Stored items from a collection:
+++

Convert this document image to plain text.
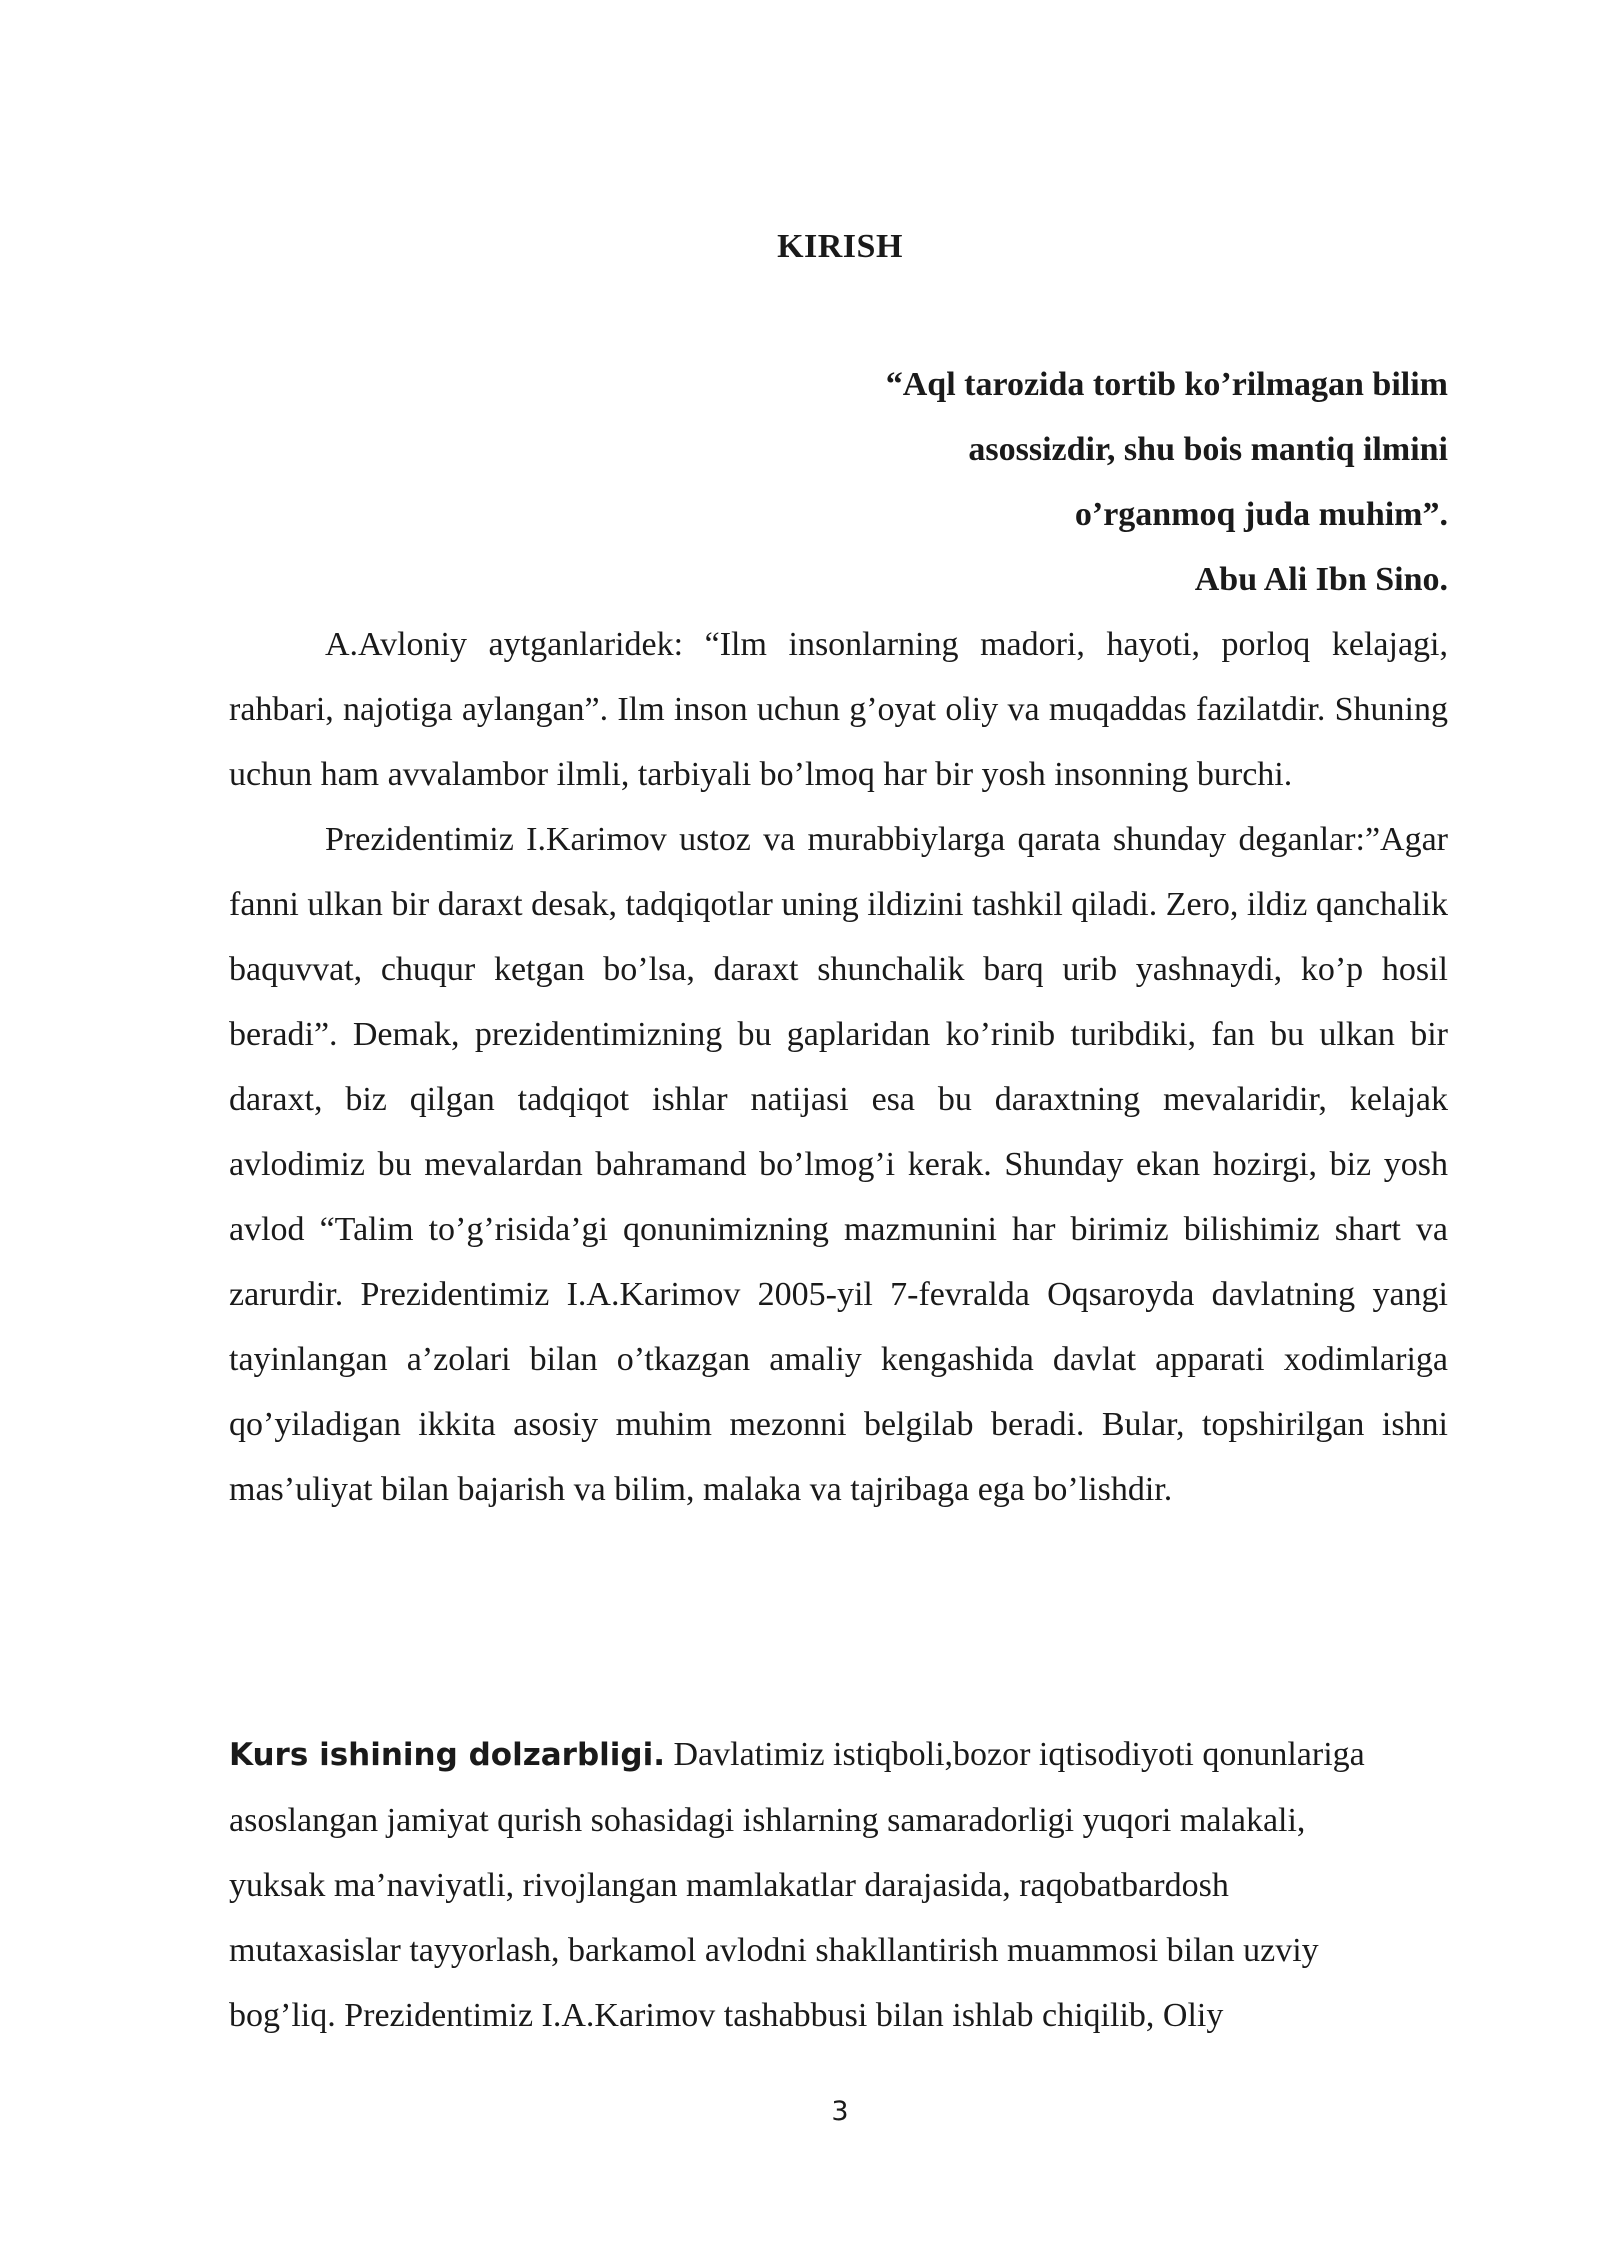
KIRISH
“Aql tarozida tortib ko’rilmagan bilim
asossizdir, shu bois mantiq ilmini
o’rganmoq juda muhim”.
Abu Ali Ibn Sino.

A.Avloniy aytganlaridek: “Ilm insonlarning madori, hayoti, porloq kelajagi, rahbari, najotiga aylangan”. Ilm inson uchun g’oyat oliy va muqaddas fazilatdir. Shuning uchun ham avvalambor ilmli, tarbiyali bo’lmoq har bir yosh insonning burchi.

Prezidentimiz I.Karimov ustoz va murabbiylarga qarata shunday deganlar:”Agar fanni ulkan bir daraxt desak, tadqiqotlar uning ildizini tashkil qiladi. Zero, ildiz qanchalik baquvvat, chuqur ketgan bo’lsa, daraxt shunchalik barq urib yashnaydi, ko’p hosil beradi”. Demak, prezidentimizning bu gaplaridan ko’rinib turibdiki, fan bu ulkan bir daraxt, biz qilgan tadqiqot ishlar natijasi esa bu daraxtning mevalaridir, kelajak avlodimiz bu mevalardan bahramand bo’lmog’i kerak. Shunday ekan hozirgi, biz yosh avlod “Talim to’g’risida’gi qonunimizning mazmunini har birimiz bilishimiz shart va zarurdir. Prezidentimiz I.A.Karimov 2005-yil 7-fevralda Oqsaroyda davlatning yangi tayinlangan a’zolari bilan o’tkazgan amaliy kengashida davlat apparati xodimlariga qo’yiladigan ikkita asosiy muhim mezonni belgilab beradi. Bular, topshirilgan ishni mas’uliyat bilan bajarish va bilim, malaka va tajribaga ega bo’lishdir.

Kurs ishining dolzarbligi. Davlatimiz istiqboli,bozor iqtisodiyoti qonunlariga

asoslangan jamiyat qurish sohasidagi ishlarning samaradorligi yuqori malakali,

yuksak ma’naviyatli, rivojlangan mamlakatlar darajasida, raqobatbardosh

mutaxasislar tayyorlash, barkamol avlodni shakllantirish muammosi bilan uzviy

bog’liq. Prezidentimiz I.A.Karimov tashabbusi bilan ishlab chiqilib, Oliy

3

+++

TASK REQUIREMENTS >> Without including any pictures, please restate all the records exactly.

RESULT >>
Convert this document image to plain text.
KIRISH
“Aql tarozida tortib ko’rilmagan bilim
asossizdir, shu bois mantiq ilmini
o’rganmoq juda muhim”.
Abu Ali Ibn Sino.

A.Avloniy aytganlaridek: “Ilm insonlarning madori, hayoti, porloq kelajagi, rahbari, najotiga aylangan”. Ilm inson uchun g’oyat oliy va muqaddas fazilatdir. Shuning uchun ham avvalambor ilmli, tarbiyali bo’lmoq har bir yosh insonning burchi.

Prezidentimiz I.Karimov ustoz va murabbiylarga qarata shunday deganlar:”Agar fanni ulkan bir daraxt desak, tadqiqotlar uning ildizini tashkil qiladi. Zero, ildiz qanchalik baquvvat, chuqur ketgan bo’lsa, daraxt shunchalik barq urib yashnaydi, ko’p hosil beradi”. Demak, prezidentimizning bu gaplaridan ko’rinib turibdiki, fan bu ulkan bir daraxt, biz qilgan tadqiqot ishlar natijasi esa bu daraxtning mevalaridir, kelajak avlodimiz bu mevalardan bahramand bo’lmog’i kerak. Shunday ekan hozirgi, biz yosh avlod “Talim to’g’risida’gi qonunimizning mazmunini har birimiz bilishimiz shart va zarurdir. Prezidentimiz I.A.Karimov 2005-yil 7-fevralda Oqsaroyda davlatning yangi tayinlangan a’zolari bilan o’tkazgan amaliy kengashida davlat apparati xodimlariga qo’yiladigan ikkita asosiy muhim mezonni belgilab beradi. Bular, topshirilgan ishni mas’uliyat bilan bajarish va bilim, malaka va tajribaga ega bo’lishdir.

Kurs ishining dolzarbligi. Davlatimiz istiqboli,bozor iqtisodiyoti qonunlariga

asoslangan jamiyat qurish sohasidagi ishlarning samaradorligi yuqori malakali,

yuksak ma’naviyatli, rivojlangan mamlakatlar darajasida, raqobatbardosh

mutaxasislar tayyorlash, barkamol avlodni shakllantirish muammosi bilan uzviy

bog’liq. Prezidentimiz I.A.Karimov tashabbusi bilan ishlab chiqilib, Oliy

3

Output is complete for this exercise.